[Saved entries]
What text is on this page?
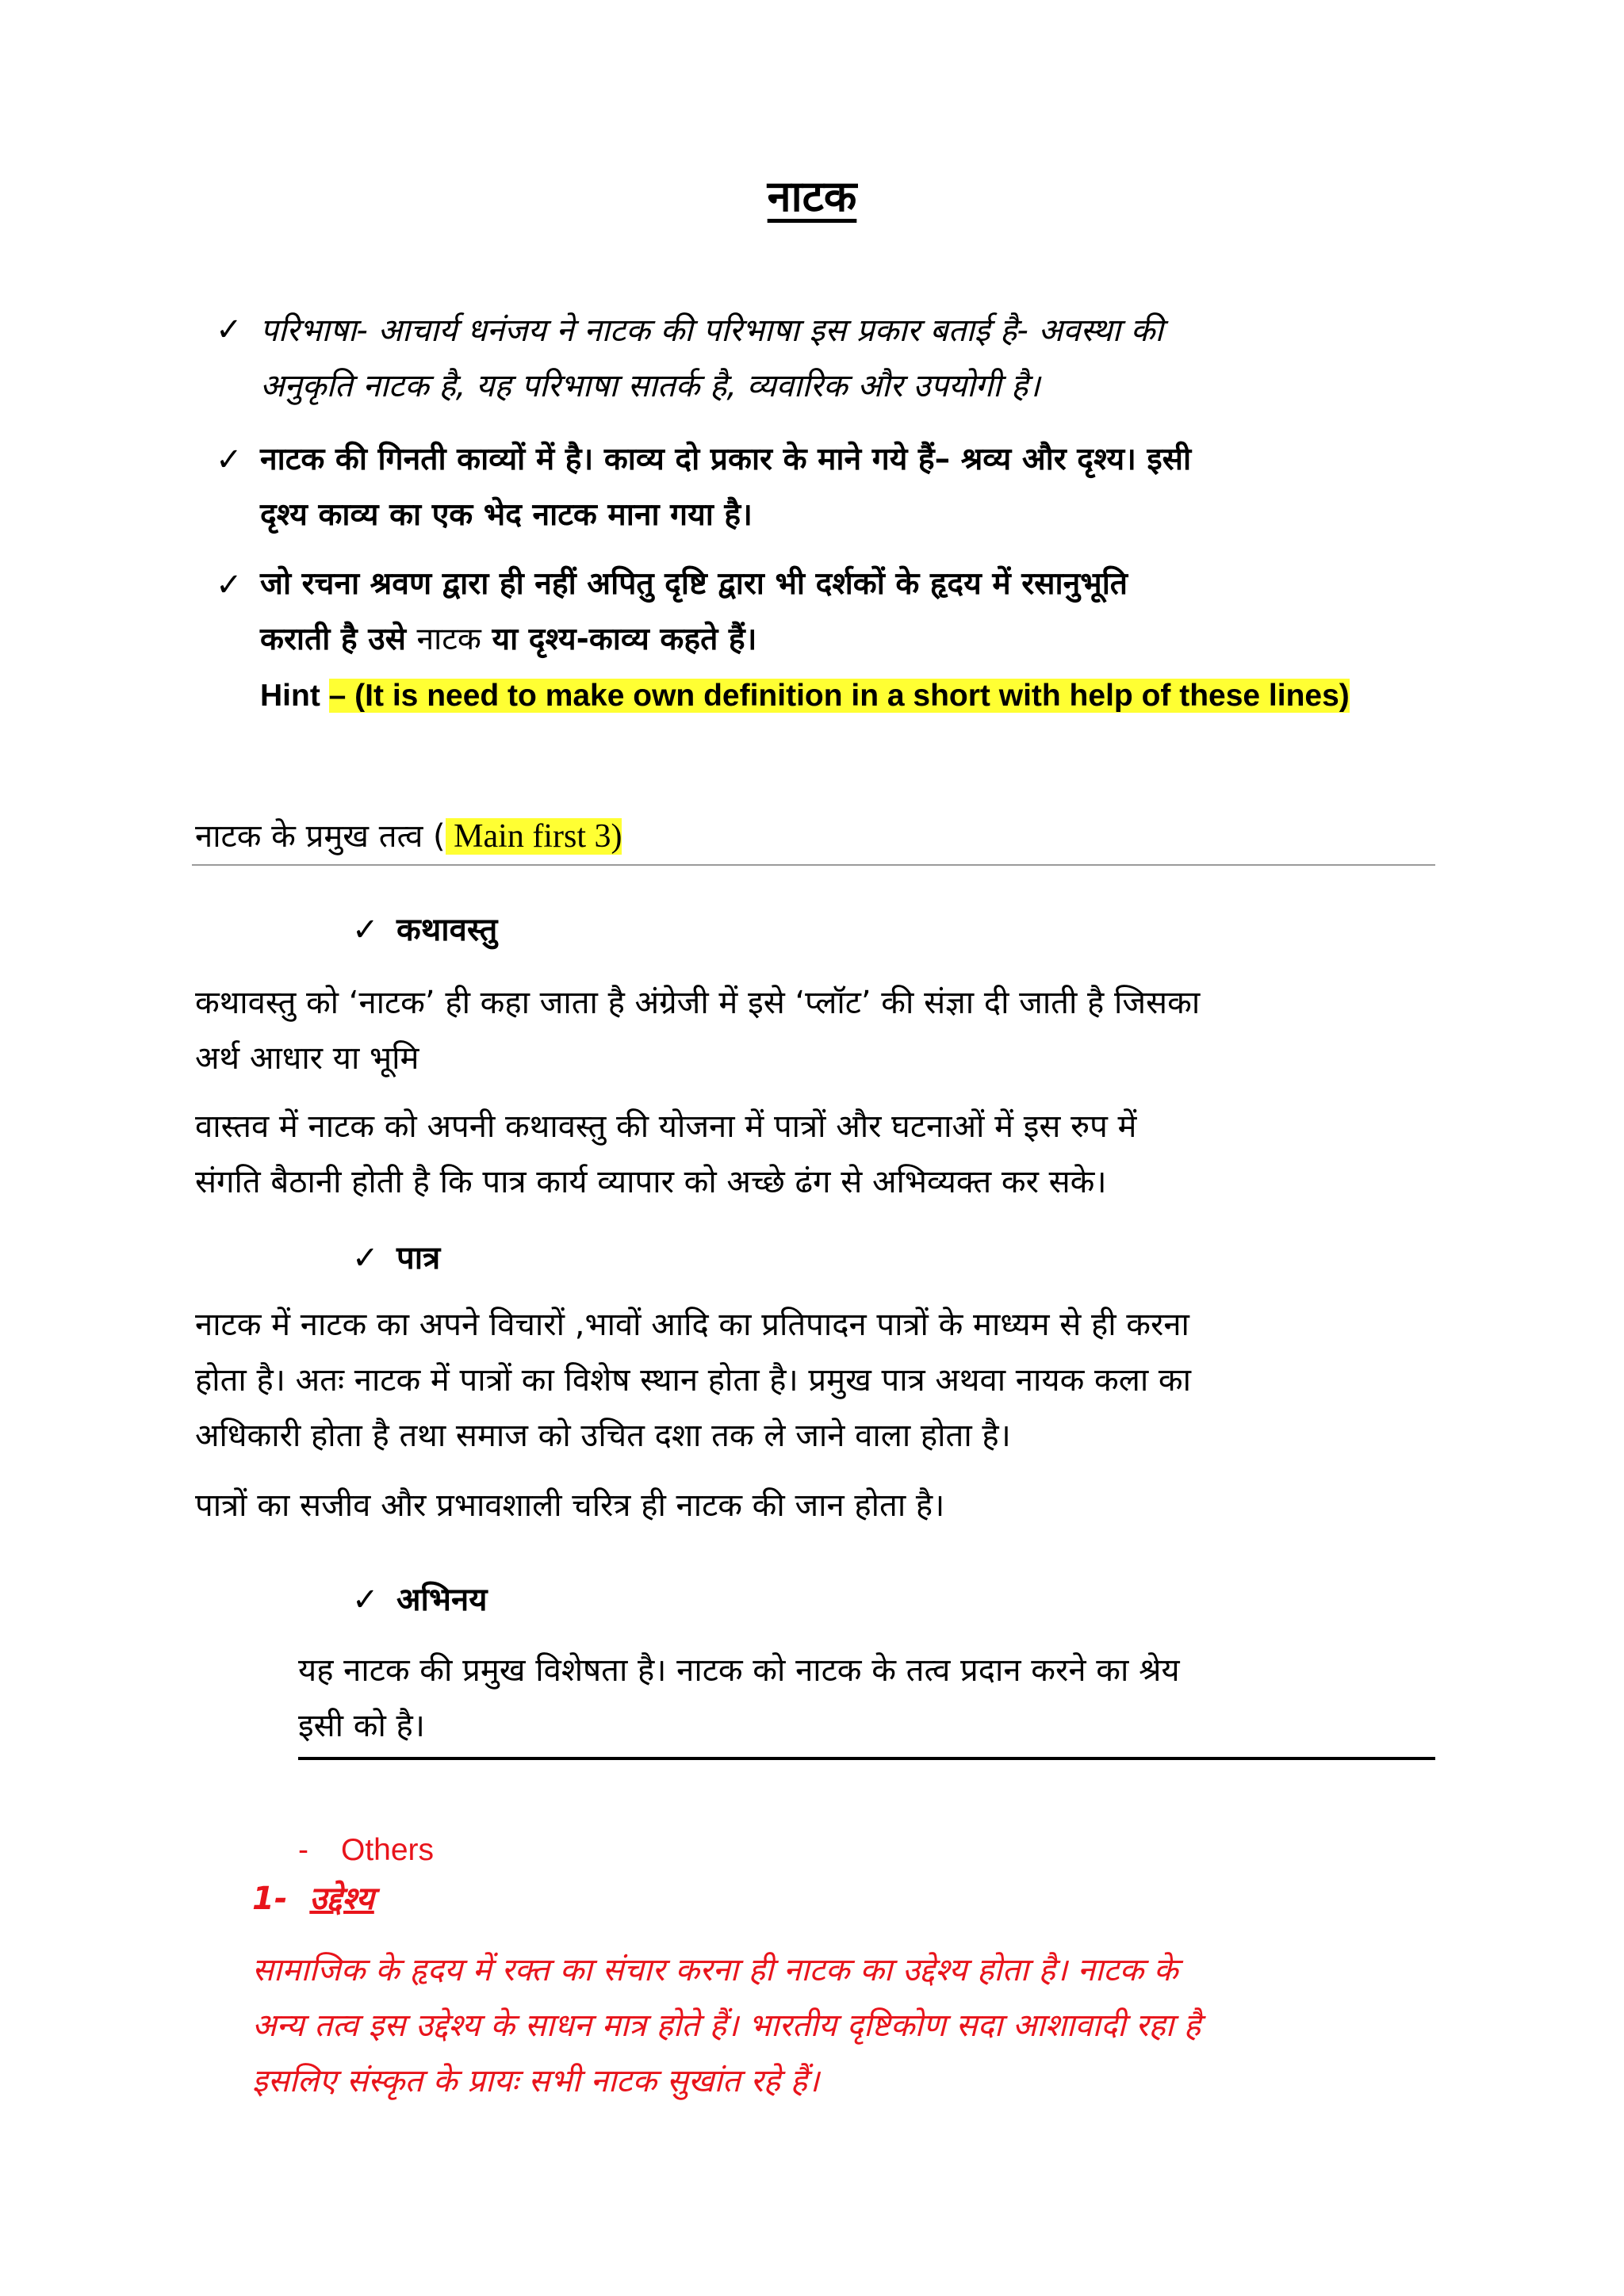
नाटक
✓ परिभाषा- आचार्य धनंजय ने नाटक की परिभाषा इस प्रकार बताई है- अवस्था की
अनुकृति नाटक है, यह परिभाषा सातर्क है, व्यवारिक और उपयोगी है।

✓ नाटक की गिनती काव्यों में है। काव्य दो प्रकार के माने गये हैं– श्रव्य और दृश्य। इसी
दृश्य काव्य का एक भेद नाटक माना गया है।

✓ जो रचना श्रवण द्वारा ही नहीं अपितु दृष्टि द्वारा भी दर्शकों के हृदय में रसानुभूति
कराती है उसे नाटक या दृश्य-काव्य कहते हैं।

Hint – (It is need to make own definition in a short with help of these lines)
नाटक के प्रमुख तत्व ( Main first 3)
✓ कथावस्तु

कथावस्तु को ‘नाटक’ ही कहा जाता है अंग्रेजी में इसे ‘प्लॉट’ की संज्ञा दी जाती है जिसका
अर्थ आधार या भूमि

वास्तव में नाटक को अपनी कथावस्तु की योजना में पात्रों और घटनाओं में इस रुप में
संगति बैठानी होती है कि पात्र कार्य व्यापार को अच्छे ढंग से अभिव्यक्त कर सके।

✓ पात्र

नाटक में नाटक का अपने विचारों ,भावों आदि का प्रतिपादन पात्रों के माध्यम से ही करना
होता है। अतः नाटक में पात्रों का विशेष स्थान होता है। प्रमुख पात्र अथवा नायक कला का
अधिकारी होता है तथा समाज को उचित दशा तक ले जाने वाला होता है।

पात्रों का सजीव और प्रभावशाली चरित्र ही नाटक की जान होता है।

✓ अभिनय

यह नाटक की प्रमुख विशेषता है। नाटक को नाटक के तत्व प्रदान करने का श्रेय
इसी को है।

- Others
1- उद्देश्य

सामाजिक के हृदय में रक्त का संचार करना ही नाटक का उद्देश्य होता है। नाटक के
अन्य तत्व इस उद्देश्य के साधन मात्र होते हैं। भारतीय दृष्टिकोण सदा आशावादी रहा है
इसलिए संस्कृत के प्रायः सभी नाटक सुखांत रहे हैं।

### What the task asks
Ignore the images and quote every line of the listing exactly.

### Output of the task
What text is on this page?
नाटक
✓ परिभाषा- आचार्य धनंजय ने नाटक की परिभाषा इस प्रकार बताई है- अवस्था की
अनुकृति नाटक है, यह परिभाषा सातर्क है, व्यवारिक और उपयोगी है।

✓ नाटक की गिनती काव्यों में है। काव्य दो प्रकार के माने गये हैं– श्रव्य और दृश्य। इसी
दृश्य काव्य का एक भेद नाटक माना गया है।

✓ जो रचना श्रवण द्वारा ही नहीं अपितु दृष्टि द्वारा भी दर्शकों के हृदय में रसानुभूति
कराती है उसे नाटक या दृश्य-काव्य कहते हैं।

Hint – (It is need to make own definition in a short with help of these lines)
नाटक के प्रमुख तत्व ( Main first 3)
✓ कथावस्तु

कथावस्तु को ‘नाटक’ ही कहा जाता है अंग्रेजी में इसे ‘प्लॉट’ की संज्ञा दी जाती है जिसका
अर्थ आधार या भूमि

वास्तव में नाटक को अपनी कथावस्तु की योजना में पात्रों और घटनाओं में इस रुप में
संगति बैठानी होती है कि पात्र कार्य व्यापार को अच्छे ढंग से अभिव्यक्त कर सके।

✓ पात्र

नाटक में नाटक का अपने विचारों ,भावों आदि का प्रतिपादन पात्रों के माध्यम से ही करना
होता है। अतः नाटक में पात्रों का विशेष स्थान होता है। प्रमुख पात्र अथवा नायक कला का
अधिकारी होता है तथा समाज को उचित दशा तक ले जाने वाला होता है।

पात्रों का सजीव और प्रभावशाली चरित्र ही नाटक की जान होता है।

✓ अभिनय

यह नाटक की प्रमुख विशेषता है। नाटक को नाटक के तत्व प्रदान करने का श्रेय
इसी को है।

- Others
1- उद्देश्य

सामाजिक के हृदय में रक्त का संचार करना ही नाटक का उद्देश्य होता है। नाटक के
अन्य तत्व इस उद्देश्य के साधन मात्र होते हैं। भारतीय दृष्टिकोण सदा आशावादी रहा है
इसलिए संस्कृत के प्रायः सभी नाटक सुखांत रहे हैं।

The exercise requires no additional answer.